◆ TO BE DONE ◆
Reproduce the records that follow in full, excluding any picture they contain.
-------- MATERIAL SUPPLIED
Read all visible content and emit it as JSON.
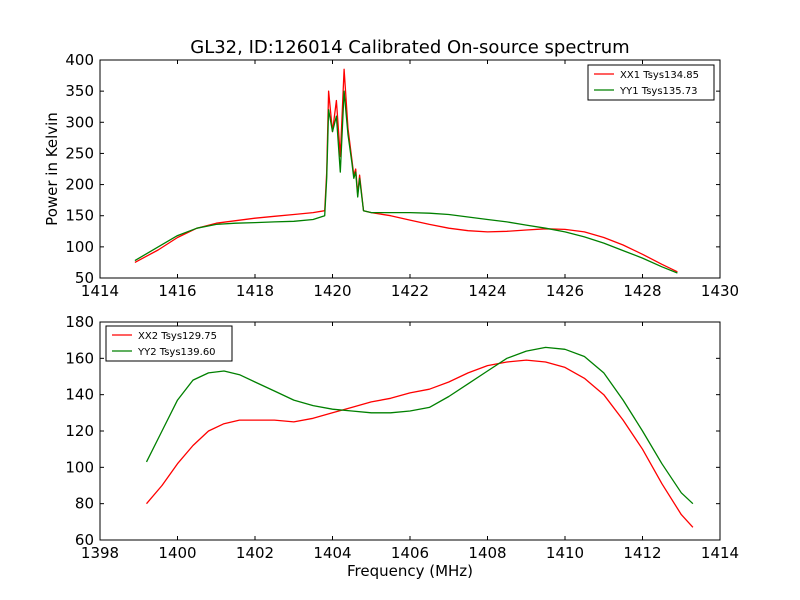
{
  "title": "GL32, ID:126014 Calibrated On-source spectrum",
  "chart_data": [
    {
      "type": "line",
      "ylabel": "Power in Kelvin",
      "xlabel": "",
      "xlim": [
        1414,
        1430
      ],
      "ylim": [
        50,
        400
      ],
      "xticks": [
        "1414",
        "1416",
        "1418",
        "1420",
        "1422",
        "1424",
        "1426",
        "1428",
        "1430"
      ],
      "yticks": [
        "50",
        "100",
        "150",
        "200",
        "250",
        "300",
        "350",
        "400"
      ],
      "legend_position": "top-right",
      "series": [
        {
          "name": "XX1 Tsys134.85",
          "color": "#ff0000",
          "x": [
            1414.9,
            1415.5,
            1416.0,
            1416.5,
            1417.0,
            1417.5,
            1418.0,
            1418.5,
            1419.0,
            1419.5,
            1419.8,
            1419.85,
            1419.9,
            1420.0,
            1420.1,
            1420.2,
            1420.3,
            1420.4,
            1420.5,
            1420.55,
            1420.6,
            1420.65,
            1420.7,
            1420.8,
            1421.0,
            1421.5,
            1422.0,
            1422.5,
            1423.0,
            1423.5,
            1424.0,
            1424.5,
            1425.0,
            1425.5,
            1426.0,
            1426.5,
            1427.0,
            1427.5,
            1428.0,
            1428.5,
            1428.9
          ],
          "y": [
            75,
            95,
            115,
            130,
            138,
            142,
            146,
            149,
            152,
            155,
            158,
            220,
            350,
            285,
            335,
            245,
            385,
            290,
            240,
            215,
            225,
            185,
            215,
            158,
            155,
            150,
            143,
            136,
            130,
            126,
            124,
            125,
            127,
            129,
            128,
            124,
            115,
            103,
            88,
            72,
            60
          ]
        },
        {
          "name": "YY1 Tsys135.73",
          "color": "#008000",
          "x": [
            1414.9,
            1415.5,
            1416.0,
            1416.5,
            1417.0,
            1417.5,
            1418.0,
            1418.5,
            1419.0,
            1419.5,
            1419.8,
            1419.85,
            1419.9,
            1420.0,
            1420.1,
            1420.2,
            1420.3,
            1420.4,
            1420.5,
            1420.55,
            1420.6,
            1420.65,
            1420.7,
            1420.8,
            1421.0,
            1421.5,
            1422.0,
            1422.5,
            1423.0,
            1423.5,
            1424.0,
            1424.5,
            1425.0,
            1425.5,
            1426.0,
            1426.5,
            1427.0,
            1427.5,
            1428.0,
            1428.5,
            1428.9
          ],
          "y": [
            78,
            100,
            118,
            130,
            136,
            138,
            139,
            140,
            141,
            144,
            150,
            210,
            320,
            285,
            310,
            220,
            350,
            280,
            235,
            210,
            220,
            180,
            210,
            158,
            155,
            155,
            155,
            154,
            152,
            148,
            144,
            140,
            135,
            130,
            124,
            116,
            106,
            94,
            82,
            68,
            58
          ]
        }
      ]
    },
    {
      "type": "line",
      "ylabel": "",
      "xlabel": "Frequency (MHz)",
      "xlim": [
        1398,
        1414
      ],
      "ylim": [
        60,
        180
      ],
      "xticks": [
        "1398",
        "1400",
        "1402",
        "1404",
        "1406",
        "1408",
        "1410",
        "1412",
        "1414"
      ],
      "yticks": [
        "60",
        "80",
        "100",
        "120",
        "140",
        "160",
        "180"
      ],
      "legend_position": "top-left",
      "series": [
        {
          "name": "XX2 Tsys129.75",
          "color": "#ff0000",
          "x": [
            1399.2,
            1399.6,
            1400.0,
            1400.4,
            1400.8,
            1401.2,
            1401.6,
            1402.0,
            1402.5,
            1403.0,
            1403.5,
            1404.0,
            1404.5,
            1405.0,
            1405.5,
            1406.0,
            1406.5,
            1407.0,
            1407.5,
            1408.0,
            1408.5,
            1409.0,
            1409.5,
            1410.0,
            1410.5,
            1411.0,
            1411.5,
            1412.0,
            1412.5,
            1413.0,
            1413.3
          ],
          "y": [
            80,
            90,
            102,
            112,
            120,
            124,
            126,
            126,
            126,
            125,
            127,
            130,
            133,
            136,
            138,
            141,
            143,
            147,
            152,
            156,
            158,
            159,
            158,
            155,
            149,
            140,
            126,
            110,
            91,
            74,
            67
          ]
        },
        {
          "name": "YY2 Tsys139.60",
          "color": "#008000",
          "x": [
            1399.2,
            1399.6,
            1400.0,
            1400.4,
            1400.8,
            1401.2,
            1401.6,
            1402.0,
            1402.5,
            1403.0,
            1403.5,
            1404.0,
            1404.5,
            1405.0,
            1405.5,
            1406.0,
            1406.5,
            1407.0,
            1407.5,
            1408.0,
            1408.5,
            1409.0,
            1409.5,
            1410.0,
            1410.5,
            1411.0,
            1411.5,
            1412.0,
            1412.5,
            1413.0,
            1413.3
          ],
          "y": [
            103,
            120,
            137,
            148,
            152,
            153,
            151,
            147,
            142,
            137,
            134,
            132,
            131,
            130,
            130,
            131,
            133,
            139,
            146,
            153,
            160,
            164,
            166,
            165,
            161,
            152,
            137,
            120,
            102,
            86,
            80
          ]
        }
      ]
    }
  ]
}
----------------
◆ ANSWER FOR THE TASK ◆
Read all visible content and emit it as JSON.
{
  "title": "GL32, ID:126014 Calibrated On-source spectrum",
  "chart_data": [
    {
      "type": "line",
      "ylabel": "Power in Kelvin",
      "xlabel": "",
      "xlim": [
        1414,
        1430
      ],
      "ylim": [
        50,
        400
      ],
      "xticks": [
        "1414",
        "1416",
        "1418",
        "1420",
        "1422",
        "1424",
        "1426",
        "1428",
        "1430"
      ],
      "yticks": [
        "50",
        "100",
        "150",
        "200",
        "250",
        "300",
        "350",
        "400"
      ],
      "legend_position": "top-right",
      "series": [
        {
          "name": "XX1 Tsys134.85",
          "color": "#ff0000",
          "x": [
            1414.9,
            1415.5,
            1416.0,
            1416.5,
            1417.0,
            1417.5,
            1418.0,
            1418.5,
            1419.0,
            1419.5,
            1419.8,
            1419.85,
            1419.9,
            1420.0,
            1420.1,
            1420.2,
            1420.3,
            1420.4,
            1420.5,
            1420.55,
            1420.6,
            1420.65,
            1420.7,
            1420.8,
            1421.0,
            1421.5,
            1422.0,
            1422.5,
            1423.0,
            1423.5,
            1424.0,
            1424.5,
            1425.0,
            1425.5,
            1426.0,
            1426.5,
            1427.0,
            1427.5,
            1428.0,
            1428.5,
            1428.9
          ],
          "y": [
            75,
            95,
            115,
            130,
            138,
            142,
            146,
            149,
            152,
            155,
            158,
            220,
            350,
            285,
            335,
            245,
            385,
            290,
            240,
            215,
            225,
            185,
            215,
            158,
            155,
            150,
            143,
            136,
            130,
            126,
            124,
            125,
            127,
            129,
            128,
            124,
            115,
            103,
            88,
            72,
            60
          ]
        },
        {
          "name": "YY1 Tsys135.73",
          "color": "#008000",
          "x": [
            1414.9,
            1415.5,
            1416.0,
            1416.5,
            1417.0,
            1417.5,
            1418.0,
            1418.5,
            1419.0,
            1419.5,
            1419.8,
            1419.85,
            1419.9,
            1420.0,
            1420.1,
            1420.2,
            1420.3,
            1420.4,
            1420.5,
            1420.55,
            1420.6,
            1420.65,
            1420.7,
            1420.8,
            1421.0,
            1421.5,
            1422.0,
            1422.5,
            1423.0,
            1423.5,
            1424.0,
            1424.5,
            1425.0,
            1425.5,
            1426.0,
            1426.5,
            1427.0,
            1427.5,
            1428.0,
            1428.5,
            1428.9
          ],
          "y": [
            78,
            100,
            118,
            130,
            136,
            138,
            139,
            140,
            141,
            144,
            150,
            210,
            320,
            285,
            310,
            220,
            350,
            280,
            235,
            210,
            220,
            180,
            210,
            158,
            155,
            155,
            155,
            154,
            152,
            148,
            144,
            140,
            135,
            130,
            124,
            116,
            106,
            94,
            82,
            68,
            58
          ]
        }
      ]
    },
    {
      "type": "line",
      "ylabel": "",
      "xlabel": "Frequency (MHz)",
      "xlim": [
        1398,
        1414
      ],
      "ylim": [
        60,
        180
      ],
      "xticks": [
        "1398",
        "1400",
        "1402",
        "1404",
        "1406",
        "1408",
        "1410",
        "1412",
        "1414"
      ],
      "yticks": [
        "60",
        "80",
        "100",
        "120",
        "140",
        "160",
        "180"
      ],
      "legend_position": "top-left",
      "series": [
        {
          "name": "XX2 Tsys129.75",
          "color": "#ff0000",
          "x": [
            1399.2,
            1399.6,
            1400.0,
            1400.4,
            1400.8,
            1401.2,
            1401.6,
            1402.0,
            1402.5,
            1403.0,
            1403.5,
            1404.0,
            1404.5,
            1405.0,
            1405.5,
            1406.0,
            1406.5,
            1407.0,
            1407.5,
            1408.0,
            1408.5,
            1409.0,
            1409.5,
            1410.0,
            1410.5,
            1411.0,
            1411.5,
            1412.0,
            1412.5,
            1413.0,
            1413.3
          ],
          "y": [
            80,
            90,
            102,
            112,
            120,
            124,
            126,
            126,
            126,
            125,
            127,
            130,
            133,
            136,
            138,
            141,
            143,
            147,
            152,
            156,
            158,
            159,
            158,
            155,
            149,
            140,
            126,
            110,
            91,
            74,
            67
          ]
        },
        {
          "name": "YY2 Tsys139.60",
          "color": "#008000",
          "x": [
            1399.2,
            1399.6,
            1400.0,
            1400.4,
            1400.8,
            1401.2,
            1401.6,
            1402.0,
            1402.5,
            1403.0,
            1403.5,
            1404.0,
            1404.5,
            1405.0,
            1405.5,
            1406.0,
            1406.5,
            1407.0,
            1407.5,
            1408.0,
            1408.5,
            1409.0,
            1409.5,
            1410.0,
            1410.5,
            1411.0,
            1411.5,
            1412.0,
            1412.5,
            1413.0,
            1413.3
          ],
          "y": [
            103,
            120,
            137,
            148,
            152,
            153,
            151,
            147,
            142,
            137,
            134,
            132,
            131,
            130,
            130,
            131,
            133,
            139,
            146,
            153,
            160,
            164,
            166,
            165,
            161,
            152,
            137,
            120,
            102,
            86,
            80
          ]
        }
      ]
    }
  ]
}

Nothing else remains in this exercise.